◆ What to work on ◆
Copy the data word for word, keeping every line.

◆ Records supplied ◆
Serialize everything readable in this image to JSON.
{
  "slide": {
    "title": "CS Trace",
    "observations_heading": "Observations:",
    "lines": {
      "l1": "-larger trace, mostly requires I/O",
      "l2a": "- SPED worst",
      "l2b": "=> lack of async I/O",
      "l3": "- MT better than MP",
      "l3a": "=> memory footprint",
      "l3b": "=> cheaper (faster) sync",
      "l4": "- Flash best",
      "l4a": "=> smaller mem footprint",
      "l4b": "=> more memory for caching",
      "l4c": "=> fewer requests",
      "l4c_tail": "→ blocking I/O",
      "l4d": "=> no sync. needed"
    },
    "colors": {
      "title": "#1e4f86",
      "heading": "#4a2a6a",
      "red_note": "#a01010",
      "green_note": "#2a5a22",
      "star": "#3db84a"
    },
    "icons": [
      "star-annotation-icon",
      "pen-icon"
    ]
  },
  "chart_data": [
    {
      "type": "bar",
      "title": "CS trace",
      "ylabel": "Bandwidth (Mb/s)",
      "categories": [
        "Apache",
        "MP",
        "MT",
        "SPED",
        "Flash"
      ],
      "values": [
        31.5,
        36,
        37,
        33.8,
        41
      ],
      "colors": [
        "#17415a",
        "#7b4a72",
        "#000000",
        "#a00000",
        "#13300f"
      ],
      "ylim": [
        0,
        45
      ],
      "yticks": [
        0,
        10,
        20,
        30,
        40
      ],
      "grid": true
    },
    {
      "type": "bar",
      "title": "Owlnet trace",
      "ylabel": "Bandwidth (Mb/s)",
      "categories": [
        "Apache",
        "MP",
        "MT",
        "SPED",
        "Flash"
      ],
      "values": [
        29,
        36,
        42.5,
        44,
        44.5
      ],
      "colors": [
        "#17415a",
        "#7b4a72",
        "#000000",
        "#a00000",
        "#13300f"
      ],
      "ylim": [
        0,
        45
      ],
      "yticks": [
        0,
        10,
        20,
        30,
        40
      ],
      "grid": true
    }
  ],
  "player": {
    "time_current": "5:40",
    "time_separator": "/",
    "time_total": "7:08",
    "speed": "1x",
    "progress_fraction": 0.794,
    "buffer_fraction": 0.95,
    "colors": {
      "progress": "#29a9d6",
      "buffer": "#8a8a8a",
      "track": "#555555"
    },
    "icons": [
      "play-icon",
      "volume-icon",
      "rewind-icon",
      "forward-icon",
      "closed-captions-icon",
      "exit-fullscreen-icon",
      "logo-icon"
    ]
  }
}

◆ Correct answer ◆
Serialize everything readable in this image to JSON.
{
  "slide": {
    "title": "CS Trace",
    "observations_heading": "Observations:",
    "lines": {
      "l1": "-larger trace, mostly requires I/O",
      "l2a": "- SPED worst",
      "l2b": "=> lack of async I/O",
      "l3": "- MT better than MP",
      "l3a": "=> memory footprint",
      "l3b": "=> cheaper (faster) sync",
      "l4": "- Flash best",
      "l4a": "=> smaller mem footprint",
      "l4b": "=> more memory for caching",
      "l4c": "=> fewer requests",
      "l4c_tail": "→ blocking I/O",
      "l4d": "=> no sync. needed"
    },
    "colors": {
      "title": "#1e4f86",
      "heading": "#4a2a6a",
      "red_note": "#a01010",
      "green_note": "#2a5a22",
      "star": "#3db84a"
    },
    "icons": [
      "star-annotation-icon",
      "pen-icon"
    ]
  },
  "chart_data": [
    {
      "type": "bar",
      "title": "CS trace",
      "ylabel": "Bandwidth (Mb/s)",
      "categories": [
        "Apache",
        "MP",
        "MT",
        "SPED",
        "Flash"
      ],
      "values": [
        31.5,
        36,
        37,
        33.8,
        41
      ],
      "colors": [
        "#17415a",
        "#7b4a72",
        "#000000",
        "#a00000",
        "#13300f"
      ],
      "ylim": [
        0,
        45
      ],
      "yticks": [
        0,
        10,
        20,
        30,
        40
      ],
      "grid": true
    },
    {
      "type": "bar",
      "title": "Owlnet trace",
      "ylabel": "Bandwidth (Mb/s)",
      "categories": [
        "Apache",
        "MP",
        "MT",
        "SPED",
        "Flash"
      ],
      "values": [
        29,
        36,
        42.5,
        44,
        44.5
      ],
      "colors": [
        "#17415a",
        "#7b4a72",
        "#000000",
        "#a00000",
        "#13300f"
      ],
      "ylim": [
        0,
        45
      ],
      "yticks": [
        0,
        10,
        20,
        30,
        40
      ],
      "grid": true
    }
  ],
  "player": {
    "time_current": "5:40",
    "time_separator": "/",
    "time_total": "7:08",
    "speed": "1x",
    "progress_fraction": 0.794,
    "buffer_fraction": 0.95,
    "colors": {
      "progress": "#29a9d6",
      "buffer": "#8a8a8a",
      "track": "#555555"
    },
    "icons": [
      "play-icon",
      "volume-icon",
      "rewind-icon",
      "forward-icon",
      "closed-captions-icon",
      "exit-fullscreen-icon",
      "logo-icon"
    ]
  }
}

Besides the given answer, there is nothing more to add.